● Goal
List each line of the data that holds the string "JSON", please.

● Extracts from a graphics dataset
━━━━

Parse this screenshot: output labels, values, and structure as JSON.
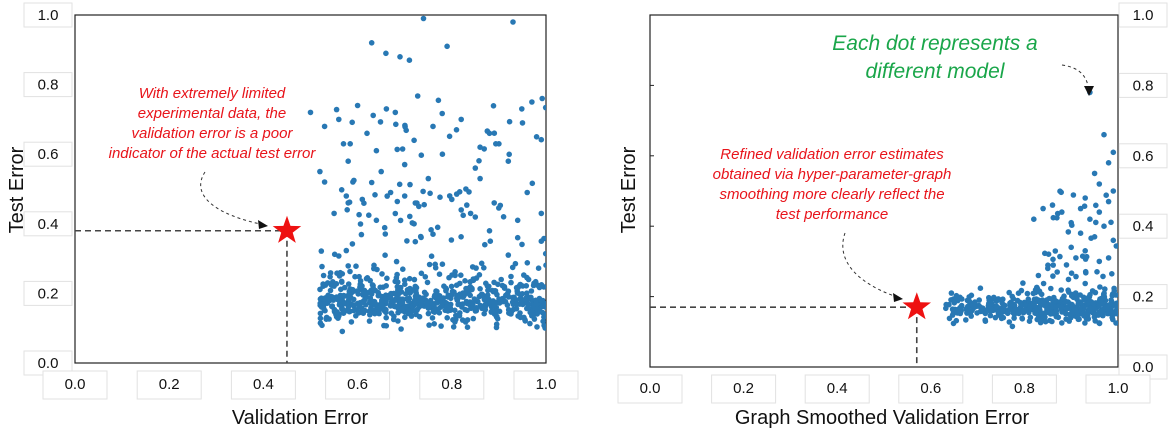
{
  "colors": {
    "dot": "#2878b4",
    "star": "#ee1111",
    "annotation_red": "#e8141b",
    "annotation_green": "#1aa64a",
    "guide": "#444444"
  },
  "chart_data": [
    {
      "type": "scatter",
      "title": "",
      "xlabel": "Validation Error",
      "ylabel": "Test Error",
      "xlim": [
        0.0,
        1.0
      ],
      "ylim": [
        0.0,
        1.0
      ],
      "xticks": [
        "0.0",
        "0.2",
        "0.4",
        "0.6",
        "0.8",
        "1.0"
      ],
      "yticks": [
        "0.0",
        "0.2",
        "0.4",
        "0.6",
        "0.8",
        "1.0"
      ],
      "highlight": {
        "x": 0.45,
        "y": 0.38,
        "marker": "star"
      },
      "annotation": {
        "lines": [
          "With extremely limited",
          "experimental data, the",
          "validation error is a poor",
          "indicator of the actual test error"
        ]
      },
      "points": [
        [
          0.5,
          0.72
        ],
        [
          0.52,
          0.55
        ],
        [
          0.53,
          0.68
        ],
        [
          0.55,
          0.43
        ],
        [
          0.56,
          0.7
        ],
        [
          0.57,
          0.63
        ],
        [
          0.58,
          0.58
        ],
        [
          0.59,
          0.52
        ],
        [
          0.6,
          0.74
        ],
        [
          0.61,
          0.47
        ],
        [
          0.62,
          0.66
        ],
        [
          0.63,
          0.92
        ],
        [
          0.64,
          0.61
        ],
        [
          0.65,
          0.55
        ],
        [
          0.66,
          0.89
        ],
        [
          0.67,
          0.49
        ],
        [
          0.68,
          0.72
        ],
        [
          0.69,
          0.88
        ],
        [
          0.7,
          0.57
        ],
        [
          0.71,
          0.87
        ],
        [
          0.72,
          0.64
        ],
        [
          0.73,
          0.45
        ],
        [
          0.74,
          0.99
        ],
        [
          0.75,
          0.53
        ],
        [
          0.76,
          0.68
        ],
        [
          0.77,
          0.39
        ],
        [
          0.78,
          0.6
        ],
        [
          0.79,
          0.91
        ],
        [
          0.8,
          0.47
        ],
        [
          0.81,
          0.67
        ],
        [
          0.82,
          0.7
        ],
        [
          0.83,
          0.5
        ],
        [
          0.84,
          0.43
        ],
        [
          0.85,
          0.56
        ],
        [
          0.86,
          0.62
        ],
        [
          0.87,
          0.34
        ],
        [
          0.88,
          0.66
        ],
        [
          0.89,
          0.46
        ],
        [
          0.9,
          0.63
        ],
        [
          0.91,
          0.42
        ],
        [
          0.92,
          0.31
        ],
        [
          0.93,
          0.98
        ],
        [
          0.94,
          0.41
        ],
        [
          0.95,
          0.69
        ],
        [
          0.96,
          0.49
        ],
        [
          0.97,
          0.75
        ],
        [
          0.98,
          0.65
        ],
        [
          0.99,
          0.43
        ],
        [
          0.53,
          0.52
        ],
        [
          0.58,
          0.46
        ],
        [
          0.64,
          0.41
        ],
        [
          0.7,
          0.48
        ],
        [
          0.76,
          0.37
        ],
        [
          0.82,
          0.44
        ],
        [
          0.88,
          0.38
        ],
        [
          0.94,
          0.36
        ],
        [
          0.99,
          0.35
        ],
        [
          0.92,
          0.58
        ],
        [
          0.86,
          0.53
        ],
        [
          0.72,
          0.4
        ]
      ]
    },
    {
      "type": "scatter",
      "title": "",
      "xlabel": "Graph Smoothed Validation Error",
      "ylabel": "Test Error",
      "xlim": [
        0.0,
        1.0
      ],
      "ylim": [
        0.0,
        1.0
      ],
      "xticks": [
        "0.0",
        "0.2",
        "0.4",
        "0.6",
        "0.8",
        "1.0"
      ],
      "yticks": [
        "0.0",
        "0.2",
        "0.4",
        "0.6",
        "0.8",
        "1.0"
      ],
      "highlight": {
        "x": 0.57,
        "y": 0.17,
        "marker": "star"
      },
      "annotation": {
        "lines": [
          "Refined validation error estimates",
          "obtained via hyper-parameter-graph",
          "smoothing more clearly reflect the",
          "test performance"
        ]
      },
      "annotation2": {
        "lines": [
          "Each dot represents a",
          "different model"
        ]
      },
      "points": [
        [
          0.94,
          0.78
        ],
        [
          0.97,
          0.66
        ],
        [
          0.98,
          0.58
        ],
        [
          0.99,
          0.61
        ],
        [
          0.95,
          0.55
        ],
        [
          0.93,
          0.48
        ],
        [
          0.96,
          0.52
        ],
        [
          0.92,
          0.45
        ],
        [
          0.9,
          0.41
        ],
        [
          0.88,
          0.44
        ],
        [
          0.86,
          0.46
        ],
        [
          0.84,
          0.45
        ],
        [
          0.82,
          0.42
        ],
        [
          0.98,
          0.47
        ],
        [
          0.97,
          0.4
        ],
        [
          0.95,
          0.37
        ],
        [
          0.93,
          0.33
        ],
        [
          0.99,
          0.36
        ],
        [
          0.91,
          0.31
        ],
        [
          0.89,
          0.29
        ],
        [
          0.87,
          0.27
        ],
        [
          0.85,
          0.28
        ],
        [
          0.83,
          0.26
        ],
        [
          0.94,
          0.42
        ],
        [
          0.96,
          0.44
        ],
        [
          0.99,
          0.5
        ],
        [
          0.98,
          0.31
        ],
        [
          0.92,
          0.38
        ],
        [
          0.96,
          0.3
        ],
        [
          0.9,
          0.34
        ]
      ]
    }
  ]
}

━━━━

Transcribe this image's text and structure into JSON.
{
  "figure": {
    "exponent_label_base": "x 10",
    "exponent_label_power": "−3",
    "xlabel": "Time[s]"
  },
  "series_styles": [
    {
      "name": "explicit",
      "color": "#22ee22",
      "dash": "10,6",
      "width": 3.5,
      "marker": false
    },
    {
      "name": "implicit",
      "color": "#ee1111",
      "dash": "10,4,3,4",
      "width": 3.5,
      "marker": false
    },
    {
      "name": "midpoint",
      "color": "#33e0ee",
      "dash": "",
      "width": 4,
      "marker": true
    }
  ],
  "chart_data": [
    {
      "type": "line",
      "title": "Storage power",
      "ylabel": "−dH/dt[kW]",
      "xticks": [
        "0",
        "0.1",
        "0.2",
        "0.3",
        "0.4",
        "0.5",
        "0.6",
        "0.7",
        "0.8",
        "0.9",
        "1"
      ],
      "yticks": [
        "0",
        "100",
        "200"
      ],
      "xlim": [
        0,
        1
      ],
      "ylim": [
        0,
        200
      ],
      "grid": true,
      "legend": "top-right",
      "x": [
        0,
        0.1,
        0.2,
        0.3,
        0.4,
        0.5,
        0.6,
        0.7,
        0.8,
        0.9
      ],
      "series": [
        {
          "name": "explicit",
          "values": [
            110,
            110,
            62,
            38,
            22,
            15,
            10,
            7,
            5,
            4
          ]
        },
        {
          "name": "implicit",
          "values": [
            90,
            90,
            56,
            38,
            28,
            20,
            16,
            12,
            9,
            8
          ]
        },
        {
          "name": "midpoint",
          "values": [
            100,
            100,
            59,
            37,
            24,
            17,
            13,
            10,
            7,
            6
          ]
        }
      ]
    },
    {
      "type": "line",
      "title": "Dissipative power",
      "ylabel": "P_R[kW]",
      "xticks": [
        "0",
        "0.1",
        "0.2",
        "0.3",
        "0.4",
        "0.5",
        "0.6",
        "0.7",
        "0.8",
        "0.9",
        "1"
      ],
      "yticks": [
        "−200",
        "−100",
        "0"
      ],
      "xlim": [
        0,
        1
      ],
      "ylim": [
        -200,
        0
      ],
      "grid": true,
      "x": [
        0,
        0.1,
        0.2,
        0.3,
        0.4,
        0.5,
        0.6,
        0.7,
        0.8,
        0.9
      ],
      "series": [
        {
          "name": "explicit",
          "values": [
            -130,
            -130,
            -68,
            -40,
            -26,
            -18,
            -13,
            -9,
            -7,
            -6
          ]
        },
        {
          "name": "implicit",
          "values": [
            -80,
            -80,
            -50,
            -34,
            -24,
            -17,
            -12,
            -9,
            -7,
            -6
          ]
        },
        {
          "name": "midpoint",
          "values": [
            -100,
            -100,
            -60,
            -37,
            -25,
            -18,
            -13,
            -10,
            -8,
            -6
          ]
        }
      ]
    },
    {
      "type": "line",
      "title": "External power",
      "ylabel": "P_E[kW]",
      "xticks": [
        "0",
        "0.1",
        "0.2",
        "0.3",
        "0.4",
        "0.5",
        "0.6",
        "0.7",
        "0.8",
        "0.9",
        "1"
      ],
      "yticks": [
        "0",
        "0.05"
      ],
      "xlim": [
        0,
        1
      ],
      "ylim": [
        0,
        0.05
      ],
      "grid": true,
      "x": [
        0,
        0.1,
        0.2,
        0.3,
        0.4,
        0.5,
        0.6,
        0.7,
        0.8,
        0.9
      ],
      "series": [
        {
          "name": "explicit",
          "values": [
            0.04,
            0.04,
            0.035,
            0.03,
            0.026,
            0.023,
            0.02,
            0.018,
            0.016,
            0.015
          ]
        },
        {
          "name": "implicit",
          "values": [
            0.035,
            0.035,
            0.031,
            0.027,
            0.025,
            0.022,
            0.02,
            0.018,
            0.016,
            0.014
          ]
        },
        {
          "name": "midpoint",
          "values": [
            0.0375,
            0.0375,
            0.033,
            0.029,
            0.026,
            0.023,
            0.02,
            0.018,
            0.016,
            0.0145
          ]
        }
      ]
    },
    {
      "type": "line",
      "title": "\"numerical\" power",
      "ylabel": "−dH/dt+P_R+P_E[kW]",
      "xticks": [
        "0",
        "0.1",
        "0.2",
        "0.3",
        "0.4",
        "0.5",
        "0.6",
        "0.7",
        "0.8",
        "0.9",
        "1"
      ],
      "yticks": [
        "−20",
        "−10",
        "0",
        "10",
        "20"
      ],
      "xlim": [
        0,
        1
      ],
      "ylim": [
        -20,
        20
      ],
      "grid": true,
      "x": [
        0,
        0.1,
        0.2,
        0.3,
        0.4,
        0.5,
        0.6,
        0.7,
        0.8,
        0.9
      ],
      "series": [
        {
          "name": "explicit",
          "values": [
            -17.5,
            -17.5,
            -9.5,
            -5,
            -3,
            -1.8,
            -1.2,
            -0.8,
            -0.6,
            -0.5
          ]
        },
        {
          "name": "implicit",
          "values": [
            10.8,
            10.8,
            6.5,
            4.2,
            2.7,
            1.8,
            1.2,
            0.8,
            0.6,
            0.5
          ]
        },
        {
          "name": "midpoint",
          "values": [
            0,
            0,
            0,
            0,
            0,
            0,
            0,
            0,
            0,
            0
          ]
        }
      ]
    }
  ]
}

━━━━

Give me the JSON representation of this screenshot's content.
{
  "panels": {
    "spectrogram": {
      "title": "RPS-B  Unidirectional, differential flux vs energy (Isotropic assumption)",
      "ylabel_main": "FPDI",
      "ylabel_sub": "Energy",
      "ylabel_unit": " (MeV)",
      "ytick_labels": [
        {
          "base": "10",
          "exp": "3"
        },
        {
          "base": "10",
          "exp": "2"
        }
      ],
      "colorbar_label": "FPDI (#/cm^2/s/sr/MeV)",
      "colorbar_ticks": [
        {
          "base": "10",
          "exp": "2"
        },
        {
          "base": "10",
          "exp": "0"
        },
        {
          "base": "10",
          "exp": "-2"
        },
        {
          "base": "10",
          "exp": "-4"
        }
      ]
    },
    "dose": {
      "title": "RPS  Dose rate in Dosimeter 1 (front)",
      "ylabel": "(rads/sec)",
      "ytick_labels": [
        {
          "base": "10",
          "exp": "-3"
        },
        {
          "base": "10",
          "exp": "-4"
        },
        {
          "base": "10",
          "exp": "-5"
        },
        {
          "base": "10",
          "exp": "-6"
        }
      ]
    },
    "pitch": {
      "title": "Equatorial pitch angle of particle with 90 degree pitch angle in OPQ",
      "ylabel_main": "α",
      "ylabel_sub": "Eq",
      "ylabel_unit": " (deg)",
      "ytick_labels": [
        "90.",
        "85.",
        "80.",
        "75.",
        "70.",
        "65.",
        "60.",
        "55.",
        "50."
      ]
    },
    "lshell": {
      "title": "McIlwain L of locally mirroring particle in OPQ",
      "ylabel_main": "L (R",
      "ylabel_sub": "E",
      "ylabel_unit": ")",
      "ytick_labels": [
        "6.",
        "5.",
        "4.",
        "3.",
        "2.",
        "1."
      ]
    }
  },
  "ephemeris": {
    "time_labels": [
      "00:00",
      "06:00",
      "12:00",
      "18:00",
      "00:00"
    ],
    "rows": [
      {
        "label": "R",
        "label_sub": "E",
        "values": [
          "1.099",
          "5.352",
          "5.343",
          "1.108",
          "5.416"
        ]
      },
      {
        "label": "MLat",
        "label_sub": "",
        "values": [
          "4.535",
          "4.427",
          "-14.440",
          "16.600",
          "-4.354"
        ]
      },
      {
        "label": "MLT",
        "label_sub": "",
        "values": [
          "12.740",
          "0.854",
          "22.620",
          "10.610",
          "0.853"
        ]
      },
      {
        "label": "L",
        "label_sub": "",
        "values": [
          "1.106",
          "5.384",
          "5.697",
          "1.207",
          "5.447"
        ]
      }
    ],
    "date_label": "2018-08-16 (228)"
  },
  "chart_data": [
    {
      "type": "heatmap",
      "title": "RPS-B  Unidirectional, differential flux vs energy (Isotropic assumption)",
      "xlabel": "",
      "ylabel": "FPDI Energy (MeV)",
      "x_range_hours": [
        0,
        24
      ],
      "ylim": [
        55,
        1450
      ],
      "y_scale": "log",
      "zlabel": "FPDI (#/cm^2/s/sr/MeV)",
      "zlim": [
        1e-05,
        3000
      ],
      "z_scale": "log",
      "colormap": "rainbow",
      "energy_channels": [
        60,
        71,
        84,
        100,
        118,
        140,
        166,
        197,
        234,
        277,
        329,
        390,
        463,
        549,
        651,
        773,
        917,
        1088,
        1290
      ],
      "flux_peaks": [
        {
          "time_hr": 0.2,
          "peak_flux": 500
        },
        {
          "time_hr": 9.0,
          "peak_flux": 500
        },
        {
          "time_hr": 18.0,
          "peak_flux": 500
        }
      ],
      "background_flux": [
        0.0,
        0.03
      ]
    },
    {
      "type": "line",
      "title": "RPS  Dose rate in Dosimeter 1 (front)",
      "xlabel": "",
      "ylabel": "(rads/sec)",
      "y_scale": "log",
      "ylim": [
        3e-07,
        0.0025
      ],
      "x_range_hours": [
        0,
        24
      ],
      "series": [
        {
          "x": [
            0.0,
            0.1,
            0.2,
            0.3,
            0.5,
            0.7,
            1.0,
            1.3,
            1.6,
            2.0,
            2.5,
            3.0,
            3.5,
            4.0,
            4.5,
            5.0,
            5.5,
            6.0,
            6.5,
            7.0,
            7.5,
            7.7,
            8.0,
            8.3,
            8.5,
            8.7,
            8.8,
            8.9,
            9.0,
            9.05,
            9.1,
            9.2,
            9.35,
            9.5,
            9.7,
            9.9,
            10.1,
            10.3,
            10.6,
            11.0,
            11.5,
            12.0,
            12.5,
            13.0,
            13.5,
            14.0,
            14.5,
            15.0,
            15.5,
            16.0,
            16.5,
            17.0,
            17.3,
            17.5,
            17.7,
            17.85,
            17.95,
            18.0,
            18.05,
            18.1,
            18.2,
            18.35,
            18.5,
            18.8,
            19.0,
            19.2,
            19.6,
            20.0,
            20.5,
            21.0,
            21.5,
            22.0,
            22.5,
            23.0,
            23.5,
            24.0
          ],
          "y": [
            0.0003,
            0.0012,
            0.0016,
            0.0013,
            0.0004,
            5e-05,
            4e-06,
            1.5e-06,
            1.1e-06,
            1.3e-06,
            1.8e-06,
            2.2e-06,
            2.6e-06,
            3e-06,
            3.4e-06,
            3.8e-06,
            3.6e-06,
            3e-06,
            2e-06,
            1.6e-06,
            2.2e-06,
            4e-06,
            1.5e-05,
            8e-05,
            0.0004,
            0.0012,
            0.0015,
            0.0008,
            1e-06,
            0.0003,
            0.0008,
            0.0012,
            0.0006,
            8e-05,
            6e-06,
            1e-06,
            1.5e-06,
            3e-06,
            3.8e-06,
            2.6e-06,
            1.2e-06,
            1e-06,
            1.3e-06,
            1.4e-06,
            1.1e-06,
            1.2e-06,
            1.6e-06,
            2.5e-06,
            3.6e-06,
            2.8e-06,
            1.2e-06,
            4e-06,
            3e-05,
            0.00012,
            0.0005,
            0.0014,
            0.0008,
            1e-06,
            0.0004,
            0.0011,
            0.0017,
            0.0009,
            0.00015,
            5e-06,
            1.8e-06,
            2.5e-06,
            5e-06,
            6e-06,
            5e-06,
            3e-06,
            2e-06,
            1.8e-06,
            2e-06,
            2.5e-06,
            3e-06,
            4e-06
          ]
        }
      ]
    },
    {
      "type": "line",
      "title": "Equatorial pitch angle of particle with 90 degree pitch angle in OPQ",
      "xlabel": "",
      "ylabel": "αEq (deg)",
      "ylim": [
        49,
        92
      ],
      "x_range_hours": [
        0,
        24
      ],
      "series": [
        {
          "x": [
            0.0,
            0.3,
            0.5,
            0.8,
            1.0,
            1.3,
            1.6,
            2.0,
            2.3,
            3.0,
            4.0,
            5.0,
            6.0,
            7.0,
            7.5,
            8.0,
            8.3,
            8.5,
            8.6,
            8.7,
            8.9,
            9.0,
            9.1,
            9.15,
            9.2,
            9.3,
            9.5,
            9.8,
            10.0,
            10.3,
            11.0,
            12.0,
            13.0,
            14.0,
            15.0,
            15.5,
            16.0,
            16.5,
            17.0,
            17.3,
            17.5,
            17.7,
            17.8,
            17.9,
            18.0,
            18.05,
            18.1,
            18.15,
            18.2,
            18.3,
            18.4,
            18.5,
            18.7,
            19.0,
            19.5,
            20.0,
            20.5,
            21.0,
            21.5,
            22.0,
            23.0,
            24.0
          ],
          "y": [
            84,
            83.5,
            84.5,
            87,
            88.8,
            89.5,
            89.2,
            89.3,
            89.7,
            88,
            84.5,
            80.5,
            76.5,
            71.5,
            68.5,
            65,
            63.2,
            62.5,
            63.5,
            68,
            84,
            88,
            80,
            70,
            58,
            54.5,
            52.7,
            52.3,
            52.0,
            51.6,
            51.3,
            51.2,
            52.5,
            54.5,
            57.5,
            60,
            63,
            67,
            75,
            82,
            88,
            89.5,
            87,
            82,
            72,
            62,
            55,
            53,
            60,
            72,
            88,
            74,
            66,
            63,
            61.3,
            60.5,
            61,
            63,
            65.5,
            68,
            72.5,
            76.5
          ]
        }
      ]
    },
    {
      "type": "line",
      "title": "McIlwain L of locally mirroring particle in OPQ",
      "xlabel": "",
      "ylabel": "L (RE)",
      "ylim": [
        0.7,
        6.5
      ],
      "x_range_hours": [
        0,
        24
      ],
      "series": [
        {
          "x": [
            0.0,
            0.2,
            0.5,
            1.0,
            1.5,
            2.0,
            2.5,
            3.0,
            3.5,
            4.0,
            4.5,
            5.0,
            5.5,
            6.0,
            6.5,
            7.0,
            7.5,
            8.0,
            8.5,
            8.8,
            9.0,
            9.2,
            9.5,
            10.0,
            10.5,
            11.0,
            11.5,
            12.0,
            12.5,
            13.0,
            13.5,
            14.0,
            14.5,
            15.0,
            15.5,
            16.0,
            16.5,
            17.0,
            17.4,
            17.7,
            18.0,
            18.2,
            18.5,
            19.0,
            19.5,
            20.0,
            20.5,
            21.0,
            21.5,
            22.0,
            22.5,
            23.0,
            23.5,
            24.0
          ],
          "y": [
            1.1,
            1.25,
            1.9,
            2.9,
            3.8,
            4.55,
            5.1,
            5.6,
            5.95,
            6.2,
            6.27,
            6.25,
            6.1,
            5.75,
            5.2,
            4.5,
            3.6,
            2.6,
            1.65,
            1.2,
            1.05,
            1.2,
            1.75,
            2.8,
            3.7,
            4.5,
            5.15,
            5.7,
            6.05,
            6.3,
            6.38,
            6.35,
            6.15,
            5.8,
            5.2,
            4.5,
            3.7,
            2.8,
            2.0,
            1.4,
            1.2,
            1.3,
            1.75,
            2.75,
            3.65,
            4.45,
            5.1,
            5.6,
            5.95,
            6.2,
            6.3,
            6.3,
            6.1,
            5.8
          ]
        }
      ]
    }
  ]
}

━━━━

● Full solution
Parse this screenshot: output labels, values, and structure as JSON.
Transcribe this image's text and structure into JSON.
Give me the JSON representation of this screenshot's content.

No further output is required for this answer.